#### Records to use
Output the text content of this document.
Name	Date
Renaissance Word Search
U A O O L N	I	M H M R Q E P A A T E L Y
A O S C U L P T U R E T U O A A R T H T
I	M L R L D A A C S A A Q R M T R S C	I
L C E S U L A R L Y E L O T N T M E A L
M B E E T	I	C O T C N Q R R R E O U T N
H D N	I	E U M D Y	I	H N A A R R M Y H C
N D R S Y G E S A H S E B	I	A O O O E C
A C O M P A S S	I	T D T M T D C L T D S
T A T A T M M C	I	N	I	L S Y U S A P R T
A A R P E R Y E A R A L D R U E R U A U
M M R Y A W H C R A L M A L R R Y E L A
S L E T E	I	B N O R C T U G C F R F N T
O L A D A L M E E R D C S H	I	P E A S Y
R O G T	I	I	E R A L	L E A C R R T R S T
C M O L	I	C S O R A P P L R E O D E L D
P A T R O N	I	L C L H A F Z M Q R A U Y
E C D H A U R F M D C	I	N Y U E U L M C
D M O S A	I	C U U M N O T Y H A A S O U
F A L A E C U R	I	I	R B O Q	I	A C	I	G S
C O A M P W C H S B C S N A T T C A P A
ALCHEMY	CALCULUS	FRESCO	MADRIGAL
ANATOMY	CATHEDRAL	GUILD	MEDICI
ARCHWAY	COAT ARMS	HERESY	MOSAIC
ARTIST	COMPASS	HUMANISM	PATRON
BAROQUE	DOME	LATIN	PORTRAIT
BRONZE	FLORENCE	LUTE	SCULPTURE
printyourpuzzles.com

#### Your task
Transcribe all entries exactly as they are given.

#### Completed task
Output the text content of this document.
Name	Date
Renaissance Word Search
U A O O L N	I	M H M R Q E P A A T E L Y
A O S C U L P T U R E T U O A A R T H T
I	M L R L D A A C S A A Q R M T R S C	I
L C E S U L A R L Y E L O T N T M E A L
M B E E T	I	C O T C N Q R R R E O U T N
H D N	I	E U M D Y	I	H N A A R R M Y H C
N D R S Y G E S A H S E B	I	A O O O E C
A C O M P A S S	I	T D T M T D C L T D S
T A T A T M M C	I	N	I	L S Y U S A P R T
A A R P E R Y E A R A L D R U E R U A U
M M R Y A W H C R A L M A L R R Y E L A
S L E T E	I	B N O R C T U G C F R F N T
O L A D A L M E E R D C S H	I	P E A S Y
R O G T	I	I	E R A L	L E A C R R T R S T
C M O L	I	C S O R A P P L R E O D E L D
P A T R O N	I	L C L H A F Z M Q R A U Y
E C D H A U R F M D C	I	N Y U E U L M C
D M O S A	I	C U U M N O T Y H A A S O U
F A L A E C U R	I	I	R B O Q	I	A C	I	G S
C O A M P W C H S B C S N A T T C A P A
ALCHEMY	CALCULUS	FRESCO	MADRIGAL
ANATOMY	CATHEDRAL	GUILD	MEDICI
ARCHWAY	COAT ARMS	HERESY	MOSAIC
ARTIST	COMPASS	HUMANISM	PATRON
BAROQUE	DOME	LATIN	PORTRAIT
BRONZE	FLORENCE	LUTE	SCULPTURE
printyourpuzzles.com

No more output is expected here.